— start —

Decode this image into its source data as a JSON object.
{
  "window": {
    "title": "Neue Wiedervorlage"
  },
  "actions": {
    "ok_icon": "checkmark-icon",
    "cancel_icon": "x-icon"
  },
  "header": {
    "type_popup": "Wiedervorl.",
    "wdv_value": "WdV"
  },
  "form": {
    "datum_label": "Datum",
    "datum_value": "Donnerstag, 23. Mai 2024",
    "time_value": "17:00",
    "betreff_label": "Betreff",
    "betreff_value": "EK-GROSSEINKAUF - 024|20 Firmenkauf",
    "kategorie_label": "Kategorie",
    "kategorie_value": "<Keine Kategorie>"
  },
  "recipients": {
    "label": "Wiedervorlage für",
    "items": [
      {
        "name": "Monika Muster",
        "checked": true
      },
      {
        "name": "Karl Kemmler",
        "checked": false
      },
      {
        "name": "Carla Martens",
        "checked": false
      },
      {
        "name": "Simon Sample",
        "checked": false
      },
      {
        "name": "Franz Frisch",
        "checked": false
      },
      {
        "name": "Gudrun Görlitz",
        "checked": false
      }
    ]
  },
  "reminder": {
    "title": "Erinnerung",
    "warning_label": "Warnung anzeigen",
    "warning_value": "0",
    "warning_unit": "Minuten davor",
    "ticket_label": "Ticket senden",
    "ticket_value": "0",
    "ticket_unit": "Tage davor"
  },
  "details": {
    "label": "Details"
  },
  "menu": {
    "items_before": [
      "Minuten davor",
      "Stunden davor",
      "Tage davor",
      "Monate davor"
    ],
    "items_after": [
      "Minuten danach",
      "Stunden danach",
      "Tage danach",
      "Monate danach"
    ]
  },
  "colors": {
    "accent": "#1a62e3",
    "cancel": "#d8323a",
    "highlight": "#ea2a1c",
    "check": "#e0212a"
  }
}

— end —

> [Exercise prompt] Extract every line above exactly as it stands.

> [Answer to the exercise]
Decode this image into its source data as a JSON object.
{
  "window": {
    "title": "Neue Wiedervorlage"
  },
  "actions": {
    "ok_icon": "checkmark-icon",
    "cancel_icon": "x-icon"
  },
  "header": {
    "type_popup": "Wiedervorl.",
    "wdv_value": "WdV"
  },
  "form": {
    "datum_label": "Datum",
    "datum_value": "Donnerstag, 23. Mai 2024",
    "time_value": "17:00",
    "betreff_label": "Betreff",
    "betreff_value": "EK-GROSSEINKAUF - 024|20 Firmenkauf",
    "kategorie_label": "Kategorie",
    "kategorie_value": "<Keine Kategorie>"
  },
  "recipients": {
    "label": "Wiedervorlage für",
    "items": [
      {
        "name": "Monika Muster",
        "checked": true
      },
      {
        "name": "Karl Kemmler",
        "checked": false
      },
      {
        "name": "Carla Martens",
        "checked": false
      },
      {
        "name": "Simon Sample",
        "checked": false
      },
      {
        "name": "Franz Frisch",
        "checked": false
      },
      {
        "name": "Gudrun Görlitz",
        "checked": false
      }
    ]
  },
  "reminder": {
    "title": "Erinnerung",
    "warning_label": "Warnung anzeigen",
    "warning_value": "0",
    "warning_unit": "Minuten davor",
    "ticket_label": "Ticket senden",
    "ticket_value": "0",
    "ticket_unit": "Tage davor"
  },
  "details": {
    "label": "Details"
  },
  "menu": {
    "items_before": [
      "Minuten davor",
      "Stunden davor",
      "Tage davor",
      "Monate davor"
    ],
    "items_after": [
      "Minuten danach",
      "Stunden danach",
      "Tage danach",
      "Monate danach"
    ]
  },
  "colors": {
    "accent": "#1a62e3",
    "cancel": "#d8323a",
    "highlight": "#ea2a1c",
    "check": "#e0212a"
  }
}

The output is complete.